Task statement
Copy all the data exactly, except the pictures.

• • • • • • •

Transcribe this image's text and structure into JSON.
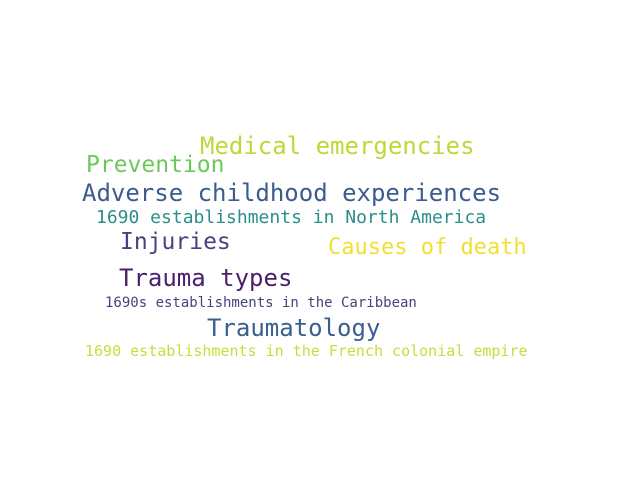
{
  "cloud": {
    "words": {
      "medical": {
        "text": "Medical emergencies",
        "color": "#c0d73a"
      },
      "prevention": {
        "text": "Prevention",
        "color": "#6cc85a"
      },
      "adverse": {
        "text": "Adverse childhood experiences",
        "color": "#3b5c8d"
      },
      "north_america": {
        "text": "1690 establishments in North America",
        "color": "#2a8f8a"
      },
      "injuries": {
        "text": "Injuries",
        "color": "#4b3f7d"
      },
      "causes": {
        "text": "Causes of death",
        "color": "#f2e030"
      },
      "trauma_types": {
        "text": "Trauma types",
        "color": "#4a1f6b"
      },
      "caribbean": {
        "text": "1690s establishments in the Caribbean",
        "color": "#46437d"
      },
      "traumatology": {
        "text": "Traumatology",
        "color": "#3a5f8f"
      },
      "french": {
        "text": "1690 establishments in the French colonial empire",
        "color": "#c9dc3c"
      }
    }
  }
}
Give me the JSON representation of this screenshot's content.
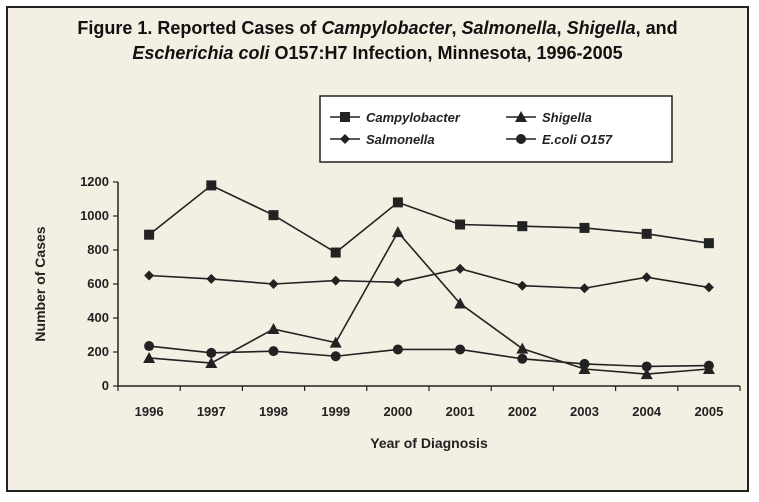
{
  "figure": {
    "title_line1_parts": [
      {
        "text": "Figure 1.   Reported Cases of ",
        "italic": false
      },
      {
        "text": "Campylobacter",
        "italic": true
      },
      {
        "text": ", ",
        "italic": false
      },
      {
        "text": "Salmonella",
        "italic": true
      },
      {
        "text": ", ",
        "italic": false
      },
      {
        "text": "Shigella",
        "italic": true
      },
      {
        "text": ", and",
        "italic": false
      }
    ],
    "title_line2_parts": [
      {
        "text": "Escherichia coli",
        "italic": true
      },
      {
        "text": " O157:H7 Infection, Minnesota, 1996-2005",
        "italic": false
      }
    ]
  },
  "chart_data": {
    "type": "line",
    "title": "Figure 1. Reported Cases of Campylobacter, Salmonella, Shigella, and Escherichia coli O157:H7 Infection, Minnesota, 1996-2005",
    "xlabel": "Year of Diagnosis",
    "ylabel": "Number of Cases",
    "x": [
      "1996",
      "1997",
      "1998",
      "1999",
      "2000",
      "2001",
      "2002",
      "2003",
      "2004",
      "2005"
    ],
    "ylim": [
      0,
      1200
    ],
    "yticks": [
      "0",
      "200",
      "400",
      "600",
      "800",
      "1000",
      "1200"
    ],
    "grid": false,
    "legend": "top",
    "series": [
      {
        "name": "Campylobacter",
        "marker": "square",
        "values": [
          890,
          1180,
          1005,
          785,
          1080,
          950,
          940,
          930,
          895,
          840
        ]
      },
      {
        "name": "Salmonella",
        "marker": "diamond",
        "values": [
          650,
          630,
          600,
          620,
          610,
          690,
          590,
          575,
          640,
          580
        ]
      },
      {
        "name": "Shigella",
        "marker": "triangle",
        "values": [
          165,
          135,
          335,
          255,
          905,
          485,
          220,
          100,
          70,
          100
        ]
      },
      {
        "name": "E.coli O157",
        "marker": "circle",
        "values": [
          235,
          195,
          205,
          175,
          215,
          215,
          160,
          130,
          115,
          120
        ]
      }
    ],
    "legend_entries": [
      {
        "label": "Campylobacter",
        "marker": "square"
      },
      {
        "label": "Shigella",
        "marker": "triangle"
      },
      {
        "label": "Salmonella",
        "marker": "diamond"
      },
      {
        "label": "E.coli O157",
        "marker": "circle"
      }
    ],
    "colors": {
      "background": "#f3efe2",
      "ink": "#222222"
    }
  }
}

• • • • • • •

Completed task
Transcribe this image's text and structure into JSON.
{
  "cloud": {
    "words": {
      "medical": {
        "text": "Medical emergencies",
        "color": "#c0d73a"
      },
      "prevention": {
        "text": "Prevention",
        "color": "#6cc85a"
      },
      "adverse": {
        "text": "Adverse childhood experiences",
        "color": "#3b5c8d"
      },
      "north_america": {
        "text": "1690 establishments in North America",
        "color": "#2a8f8a"
      },
      "injuries": {
        "text": "Injuries",
        "color": "#4b3f7d"
      },
      "causes": {
        "text": "Causes of death",
        "color": "#f2e030"
      },
      "trauma_types": {
        "text": "Trauma types",
        "color": "#4a1f6b"
      },
      "caribbean": {
        "text": "1690s establishments in the Caribbean",
        "color": "#46437d"
      },
      "traumatology": {
        "text": "Traumatology",
        "color": "#3a5f8f"
      },
      "french": {
        "text": "1690 establishments in the French colonial empire",
        "color": "#c9dc3c"
      }
    }
  }
}
Give me the JSON representation of this screenshot's content.
{
  "figure": {
    "title_line1_parts": [
      {
        "text": "Figure 1.   Reported Cases of ",
        "italic": false
      },
      {
        "text": "Campylobacter",
        "italic": true
      },
      {
        "text": ", ",
        "italic": false
      },
      {
        "text": "Salmonella",
        "italic": true
      },
      {
        "text": ", ",
        "italic": false
      },
      {
        "text": "Shigella",
        "italic": true
      },
      {
        "text": ", and",
        "italic": false
      }
    ],
    "title_line2_parts": [
      {
        "text": "Escherichia coli",
        "italic": true
      },
      {
        "text": " O157:H7 Infection, Minnesota, 1996-2005",
        "italic": false
      }
    ]
  },
  "chart_data": {
    "type": "line",
    "title": "Figure 1. Reported Cases of Campylobacter, Salmonella, Shigella, and Escherichia coli O157:H7 Infection, Minnesota, 1996-2005",
    "xlabel": "Year of Diagnosis",
    "ylabel": "Number of Cases",
    "x": [
      "1996",
      "1997",
      "1998",
      "1999",
      "2000",
      "2001",
      "2002",
      "2003",
      "2004",
      "2005"
    ],
    "ylim": [
      0,
      1200
    ],
    "yticks": [
      "0",
      "200",
      "400",
      "600",
      "800",
      "1000",
      "1200"
    ],
    "grid": false,
    "legend": "top",
    "series": [
      {
        "name": "Campylobacter",
        "marker": "square",
        "values": [
          890,
          1180,
          1005,
          785,
          1080,
          950,
          940,
          930,
          895,
          840
        ]
      },
      {
        "name": "Salmonella",
        "marker": "diamond",
        "values": [
          650,
          630,
          600,
          620,
          610,
          690,
          590,
          575,
          640,
          580
        ]
      },
      {
        "name": "Shigella",
        "marker": "triangle",
        "values": [
          165,
          135,
          335,
          255,
          905,
          485,
          220,
          100,
          70,
          100
        ]
      },
      {
        "name": "E.coli O157",
        "marker": "circle",
        "values": [
          235,
          195,
          205,
          175,
          215,
          215,
          160,
          130,
          115,
          120
        ]
      }
    ],
    "legend_entries": [
      {
        "label": "Campylobacter",
        "marker": "square"
      },
      {
        "label": "Shigella",
        "marker": "triangle"
      },
      {
        "label": "Salmonella",
        "marker": "diamond"
      },
      {
        "label": "E.coli O157",
        "marker": "circle"
      }
    ],
    "colors": {
      "background": "#f3efe2",
      "ink": "#222222"
    }
  }
}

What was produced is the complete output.